What is being asked: In the mail-addressing post, why does the proposed return-address syntax use ! rather than some other special character?

Selection:
☆ ☆ ☆ ☆ ☆ ☆ ☆

[net.mail] parsing uusite!local@domain-spec - a partial solution

gregc@ucsfcgl.UUCP (Greg Couch%CGL) (01/09/85)

	How to generate uucp return addresses from the RFC 822 world

The basic problem:

	People want to use the RFC 822 domain addressing standard for all
mail addressing.  Most unix sites support uucp mail and many now support
the RFC scheme as well.  Return addresses given to uucp sites are often
generated assuming that the uucp site doesn't know about RFC 822, which
leads to an ambiguity when the uucp site does try to follow RFC 822.

	The return addresses is often generated as uusite!local@domain-spec.
It is parsed, ()'s for grouping:

	uusite!(local@domain-spec) by uucp-only sites (wanted behavior)
	(uusite!local)@domain-spec by RFC 822 sites - RFC 822 overrides
					(i.e. uusite!local is the local part)

Return addresses need to be generated without assuming that uucp sites
know or don't know about RFC 822.

	The only solution which is compatible with uucp and RFC 822 is not
to give uucp sites addresses with @'s in them.

	I am proposing the following syntax for uucp return addresses
from RFC conforming machines:

		uusite!domain-spec!local

		e.g. ucsfcgl!Berkeley.Arpa!gregc
		or ucsfcgl!ucsfmis.ucsf!gregc		(local top level domain)
		or ucsfcgl!gregc			(no domain-spec)

Why this particular syntax?

	It is a normal uucp address up to the first !.
	It's a RFC 822 conforming address (all local).
	It preserves the locality of the orignal local part.
	! is already special, why use another character?
	It avoids any problems a different special character would create
		since it may mean something special to some other site.
	It's easy to reconstruct the domain address.
	It doesn't break uucp mail.
	It appears to be what usenet uucp-mail project has decided upon
		(we will know soon, I hope).

What this fixes:

	Uucp return addresses are legal for both uucp-only sites and
	RFC conforming sites.

What this breaks:

	It may break sites that try to shorten chains of uucp addresses.
	Sites that use . as a special character with higher precedence
		than !.
	Any other program that parses uucp mail addresses as site!site!....

☆ ☆ ☆ ☆ ☆ ☆ ☆

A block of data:
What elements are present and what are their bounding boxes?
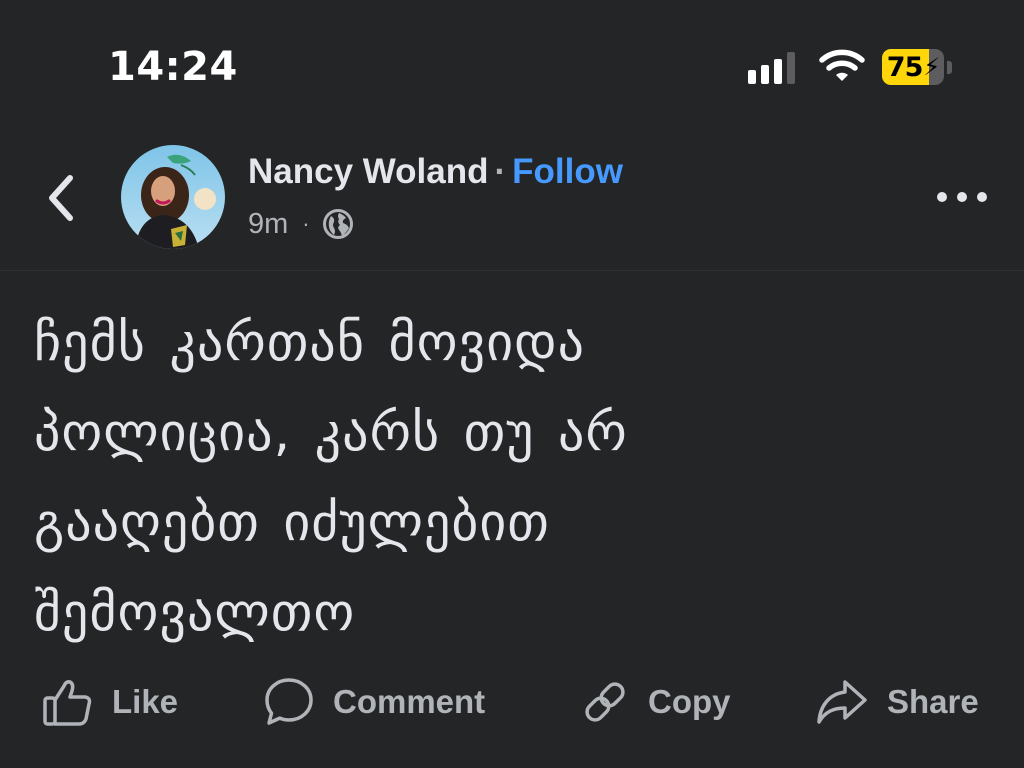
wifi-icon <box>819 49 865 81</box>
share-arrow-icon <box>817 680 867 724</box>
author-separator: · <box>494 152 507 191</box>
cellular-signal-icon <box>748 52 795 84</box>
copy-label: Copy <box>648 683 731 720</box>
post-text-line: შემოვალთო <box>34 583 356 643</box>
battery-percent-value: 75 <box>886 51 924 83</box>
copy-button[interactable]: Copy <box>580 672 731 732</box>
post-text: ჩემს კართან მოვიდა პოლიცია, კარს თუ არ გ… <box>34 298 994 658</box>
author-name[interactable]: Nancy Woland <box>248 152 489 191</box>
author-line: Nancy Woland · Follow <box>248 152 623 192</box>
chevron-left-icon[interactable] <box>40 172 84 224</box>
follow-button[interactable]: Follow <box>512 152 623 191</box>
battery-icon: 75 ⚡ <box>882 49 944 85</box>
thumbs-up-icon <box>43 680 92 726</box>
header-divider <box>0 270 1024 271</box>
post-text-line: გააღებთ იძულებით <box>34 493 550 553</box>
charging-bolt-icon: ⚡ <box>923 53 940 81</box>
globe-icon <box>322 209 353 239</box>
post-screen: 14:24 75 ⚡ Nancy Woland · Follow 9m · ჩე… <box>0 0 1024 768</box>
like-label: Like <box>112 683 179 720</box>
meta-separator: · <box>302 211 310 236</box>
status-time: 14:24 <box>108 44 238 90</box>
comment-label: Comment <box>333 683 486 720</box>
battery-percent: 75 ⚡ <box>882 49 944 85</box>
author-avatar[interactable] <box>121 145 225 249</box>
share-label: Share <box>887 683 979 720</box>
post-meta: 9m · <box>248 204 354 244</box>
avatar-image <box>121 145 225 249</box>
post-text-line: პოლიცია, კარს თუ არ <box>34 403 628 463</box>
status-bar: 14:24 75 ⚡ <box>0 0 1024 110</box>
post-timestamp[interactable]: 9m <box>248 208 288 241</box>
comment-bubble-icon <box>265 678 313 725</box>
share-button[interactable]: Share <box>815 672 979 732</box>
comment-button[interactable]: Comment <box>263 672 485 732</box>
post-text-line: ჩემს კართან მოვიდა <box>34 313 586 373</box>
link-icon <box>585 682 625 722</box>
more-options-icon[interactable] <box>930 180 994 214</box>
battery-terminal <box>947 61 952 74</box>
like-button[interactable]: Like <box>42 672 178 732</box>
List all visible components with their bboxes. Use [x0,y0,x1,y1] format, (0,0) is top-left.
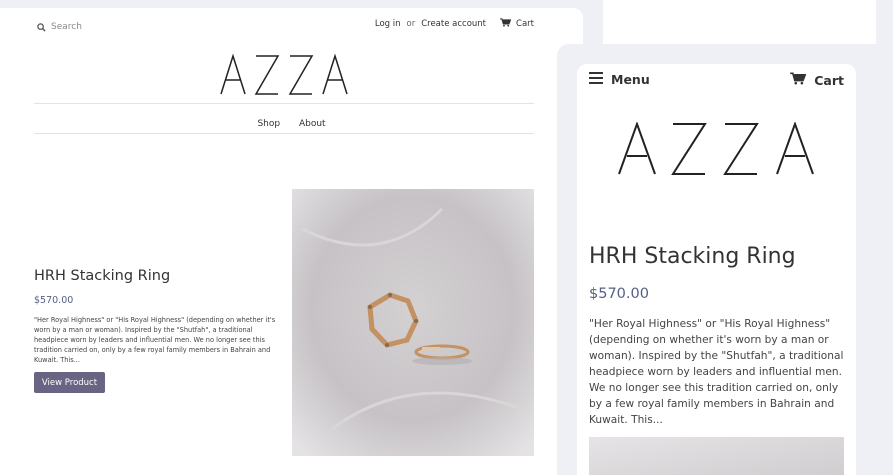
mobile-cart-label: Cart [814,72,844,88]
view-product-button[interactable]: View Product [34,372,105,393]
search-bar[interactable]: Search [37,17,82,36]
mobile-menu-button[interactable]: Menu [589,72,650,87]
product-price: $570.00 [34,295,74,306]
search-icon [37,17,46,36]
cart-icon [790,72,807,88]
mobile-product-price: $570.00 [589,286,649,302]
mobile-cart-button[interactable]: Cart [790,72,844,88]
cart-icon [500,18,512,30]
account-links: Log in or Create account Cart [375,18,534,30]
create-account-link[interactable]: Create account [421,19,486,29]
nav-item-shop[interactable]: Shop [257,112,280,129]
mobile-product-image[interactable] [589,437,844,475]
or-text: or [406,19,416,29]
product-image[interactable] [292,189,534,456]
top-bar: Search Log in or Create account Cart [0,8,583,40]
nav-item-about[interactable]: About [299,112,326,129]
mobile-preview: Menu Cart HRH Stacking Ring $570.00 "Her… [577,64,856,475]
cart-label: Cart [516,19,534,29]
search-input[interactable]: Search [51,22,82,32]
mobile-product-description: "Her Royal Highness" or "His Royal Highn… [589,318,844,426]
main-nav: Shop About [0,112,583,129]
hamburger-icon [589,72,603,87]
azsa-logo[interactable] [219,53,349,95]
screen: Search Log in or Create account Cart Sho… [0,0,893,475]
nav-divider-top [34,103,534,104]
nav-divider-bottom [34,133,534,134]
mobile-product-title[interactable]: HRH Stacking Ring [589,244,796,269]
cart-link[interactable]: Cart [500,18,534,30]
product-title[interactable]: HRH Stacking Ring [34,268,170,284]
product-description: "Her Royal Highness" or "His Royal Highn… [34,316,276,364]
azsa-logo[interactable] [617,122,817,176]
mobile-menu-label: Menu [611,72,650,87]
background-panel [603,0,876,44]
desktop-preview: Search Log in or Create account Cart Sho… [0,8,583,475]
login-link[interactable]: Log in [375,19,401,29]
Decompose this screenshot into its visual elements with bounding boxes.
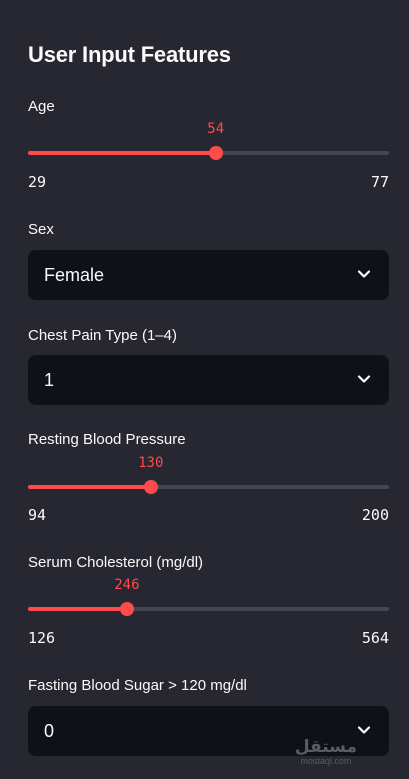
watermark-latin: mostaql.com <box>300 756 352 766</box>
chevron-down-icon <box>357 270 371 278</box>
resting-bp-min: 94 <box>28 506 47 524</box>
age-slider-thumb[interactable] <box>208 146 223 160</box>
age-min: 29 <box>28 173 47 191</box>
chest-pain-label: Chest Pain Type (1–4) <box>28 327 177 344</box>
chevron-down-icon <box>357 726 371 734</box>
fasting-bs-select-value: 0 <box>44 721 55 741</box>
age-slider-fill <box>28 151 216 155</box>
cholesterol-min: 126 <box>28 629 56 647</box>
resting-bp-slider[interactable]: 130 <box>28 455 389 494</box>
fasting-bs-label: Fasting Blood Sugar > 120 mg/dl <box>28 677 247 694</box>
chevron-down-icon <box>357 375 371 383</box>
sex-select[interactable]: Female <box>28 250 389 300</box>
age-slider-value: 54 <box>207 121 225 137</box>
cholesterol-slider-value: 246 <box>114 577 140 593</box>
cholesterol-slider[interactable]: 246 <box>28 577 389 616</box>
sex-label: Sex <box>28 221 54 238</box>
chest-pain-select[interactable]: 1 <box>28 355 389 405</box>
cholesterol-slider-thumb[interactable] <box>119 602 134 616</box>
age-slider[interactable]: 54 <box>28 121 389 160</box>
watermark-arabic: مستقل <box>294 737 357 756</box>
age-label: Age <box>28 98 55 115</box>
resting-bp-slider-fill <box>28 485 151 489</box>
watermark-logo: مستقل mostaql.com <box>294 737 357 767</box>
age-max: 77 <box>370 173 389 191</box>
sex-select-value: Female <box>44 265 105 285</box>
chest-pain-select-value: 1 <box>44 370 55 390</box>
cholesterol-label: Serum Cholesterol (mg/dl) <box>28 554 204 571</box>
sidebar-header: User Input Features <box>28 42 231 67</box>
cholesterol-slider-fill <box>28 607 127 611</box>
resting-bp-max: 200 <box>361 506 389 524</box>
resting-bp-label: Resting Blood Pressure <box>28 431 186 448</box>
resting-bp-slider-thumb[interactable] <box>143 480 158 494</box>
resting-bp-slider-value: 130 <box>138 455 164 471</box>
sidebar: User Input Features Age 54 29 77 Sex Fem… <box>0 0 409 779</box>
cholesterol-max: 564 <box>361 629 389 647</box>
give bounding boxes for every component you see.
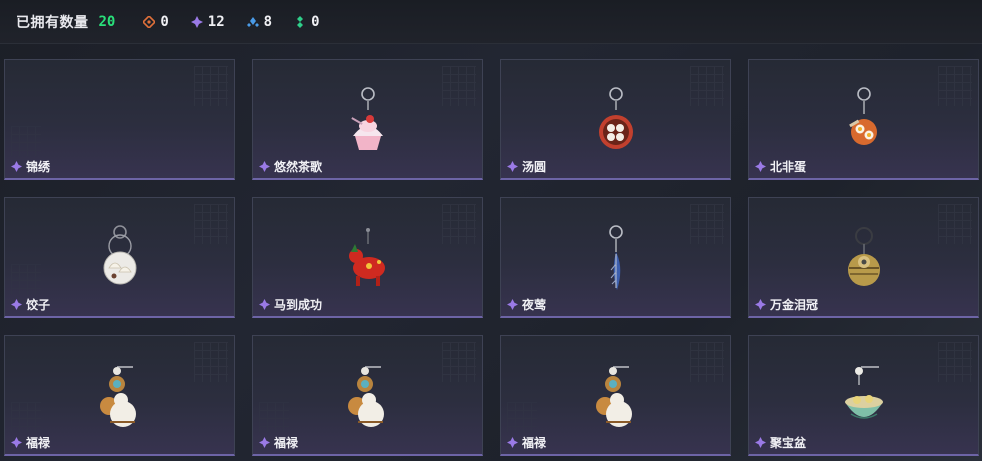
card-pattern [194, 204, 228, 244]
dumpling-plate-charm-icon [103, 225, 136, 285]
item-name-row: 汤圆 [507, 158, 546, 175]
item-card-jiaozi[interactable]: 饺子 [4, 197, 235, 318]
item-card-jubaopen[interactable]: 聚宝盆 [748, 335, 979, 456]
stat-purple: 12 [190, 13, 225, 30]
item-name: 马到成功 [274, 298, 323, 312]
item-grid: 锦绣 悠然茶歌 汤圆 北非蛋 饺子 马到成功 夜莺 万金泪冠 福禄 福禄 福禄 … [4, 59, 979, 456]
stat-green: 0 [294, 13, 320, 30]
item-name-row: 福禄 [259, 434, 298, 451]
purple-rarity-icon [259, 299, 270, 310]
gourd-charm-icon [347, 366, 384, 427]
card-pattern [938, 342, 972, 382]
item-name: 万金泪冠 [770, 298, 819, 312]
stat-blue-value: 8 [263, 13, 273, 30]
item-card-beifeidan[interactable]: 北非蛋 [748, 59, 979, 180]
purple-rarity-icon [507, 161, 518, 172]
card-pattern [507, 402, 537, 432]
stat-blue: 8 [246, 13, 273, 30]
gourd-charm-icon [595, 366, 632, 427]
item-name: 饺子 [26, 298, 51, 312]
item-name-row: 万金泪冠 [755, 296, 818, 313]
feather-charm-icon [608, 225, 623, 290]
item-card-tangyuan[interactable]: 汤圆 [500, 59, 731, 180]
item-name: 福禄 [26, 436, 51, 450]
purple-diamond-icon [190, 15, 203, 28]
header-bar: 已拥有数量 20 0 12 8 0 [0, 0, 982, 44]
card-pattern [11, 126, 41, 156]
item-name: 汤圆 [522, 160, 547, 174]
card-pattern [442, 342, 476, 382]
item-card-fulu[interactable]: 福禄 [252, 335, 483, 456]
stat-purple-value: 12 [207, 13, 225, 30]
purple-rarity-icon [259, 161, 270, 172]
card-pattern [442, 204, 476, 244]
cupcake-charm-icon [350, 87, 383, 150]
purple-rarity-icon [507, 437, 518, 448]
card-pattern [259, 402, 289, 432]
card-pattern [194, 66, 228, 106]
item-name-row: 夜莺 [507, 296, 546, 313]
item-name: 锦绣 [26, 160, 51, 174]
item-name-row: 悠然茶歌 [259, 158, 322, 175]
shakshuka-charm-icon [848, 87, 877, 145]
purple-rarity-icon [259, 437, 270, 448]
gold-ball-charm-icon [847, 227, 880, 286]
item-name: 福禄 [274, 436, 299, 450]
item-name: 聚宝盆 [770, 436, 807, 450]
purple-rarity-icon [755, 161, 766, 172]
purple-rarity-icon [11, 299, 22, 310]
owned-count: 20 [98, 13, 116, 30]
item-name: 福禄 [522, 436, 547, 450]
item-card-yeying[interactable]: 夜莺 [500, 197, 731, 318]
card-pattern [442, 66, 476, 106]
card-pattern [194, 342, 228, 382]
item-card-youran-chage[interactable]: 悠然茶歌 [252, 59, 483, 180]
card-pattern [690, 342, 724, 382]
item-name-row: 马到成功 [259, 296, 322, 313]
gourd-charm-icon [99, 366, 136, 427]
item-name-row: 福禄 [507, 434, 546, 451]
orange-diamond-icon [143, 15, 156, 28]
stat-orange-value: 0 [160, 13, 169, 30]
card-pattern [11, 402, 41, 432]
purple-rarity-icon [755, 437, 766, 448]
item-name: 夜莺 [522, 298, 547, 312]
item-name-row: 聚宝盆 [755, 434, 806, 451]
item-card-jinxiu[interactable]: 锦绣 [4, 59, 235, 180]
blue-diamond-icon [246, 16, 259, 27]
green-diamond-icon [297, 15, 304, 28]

☆ ☆ ☆ ☆ ☆ ☆ ☆

Response for this exercise: The ! character is already special, so there is no need for another one. A different special character could also cause problems, because it might mean something special to some other site.